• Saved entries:
_ _ _ _ _ _ _

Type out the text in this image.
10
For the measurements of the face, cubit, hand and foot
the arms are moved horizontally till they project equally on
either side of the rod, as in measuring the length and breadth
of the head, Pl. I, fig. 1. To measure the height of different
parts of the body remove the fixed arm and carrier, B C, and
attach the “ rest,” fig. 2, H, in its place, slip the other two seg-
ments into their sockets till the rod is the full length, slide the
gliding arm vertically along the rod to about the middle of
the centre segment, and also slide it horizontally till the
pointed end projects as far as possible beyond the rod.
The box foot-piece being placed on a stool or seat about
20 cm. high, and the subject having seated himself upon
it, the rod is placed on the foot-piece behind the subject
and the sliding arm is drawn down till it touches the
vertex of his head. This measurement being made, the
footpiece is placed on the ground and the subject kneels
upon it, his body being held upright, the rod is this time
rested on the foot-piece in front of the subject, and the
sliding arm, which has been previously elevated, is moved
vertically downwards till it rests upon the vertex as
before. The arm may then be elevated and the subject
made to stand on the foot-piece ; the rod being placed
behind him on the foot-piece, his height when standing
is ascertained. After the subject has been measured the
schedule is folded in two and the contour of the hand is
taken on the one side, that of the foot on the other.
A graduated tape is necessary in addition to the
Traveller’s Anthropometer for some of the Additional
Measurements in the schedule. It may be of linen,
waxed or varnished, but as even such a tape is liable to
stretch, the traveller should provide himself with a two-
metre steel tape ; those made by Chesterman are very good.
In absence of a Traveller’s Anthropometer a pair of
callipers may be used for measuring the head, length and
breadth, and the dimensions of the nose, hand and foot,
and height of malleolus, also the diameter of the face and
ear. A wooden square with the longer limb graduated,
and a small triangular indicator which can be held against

_ _ _ _ _ _ _

• What to produce: What is needed here is an exact reproduction of all the entries.

• Output:
Type out the text in this image.
10
For the measurements of the face, cubit, hand and foot
the arms are moved horizontally till they project equally on
either side of the rod, as in measuring the length and breadth
of the head, Pl. I, fig. 1. To measure the height of different
parts of the body remove the fixed arm and carrier, B C, and
attach the “ rest,” fig. 2, H, in its place, slip the other two seg-
ments into their sockets till the rod is the full length, slide the
gliding arm vertically along the rod to about the middle of
the centre segment, and also slide it horizontally till the
pointed end projects as far as possible beyond the rod.
The box foot-piece being placed on a stool or seat about
20 cm. high, and the subject having seated himself upon
it, the rod is placed on the foot-piece behind the subject
and the sliding arm is drawn down till it touches the
vertex of his head. This measurement being made, the
footpiece is placed on the ground and the subject kneels
upon it, his body being held upright, the rod is this time
rested on the foot-piece in front of the subject, and the
sliding arm, which has been previously elevated, is moved
vertically downwards till it rests upon the vertex as
before. The arm may then be elevated and the subject
made to stand on the foot-piece ; the rod being placed
behind him on the foot-piece, his height when standing
is ascertained. After the subject has been measured the
schedule is folded in two and the contour of the hand is
taken on the one side, that of the foot on the other.
A graduated tape is necessary in addition to the
Traveller’s Anthropometer for some of the Additional
Measurements in the schedule. It may be of linen,
waxed or varnished, but as even such a tape is liable to
stretch, the traveller should provide himself with a two-
metre steel tape ; those made by Chesterman are very good.
In absence of a Traveller’s Anthropometer a pair of
callipers may be used for measuring the head, length and
breadth, and the dimensions of the nose, hand and foot,
and height of malleolus, also the diameter of the face and
ear. A wooden square with the longer limb graduated,
and a small triangular indicator which can be held against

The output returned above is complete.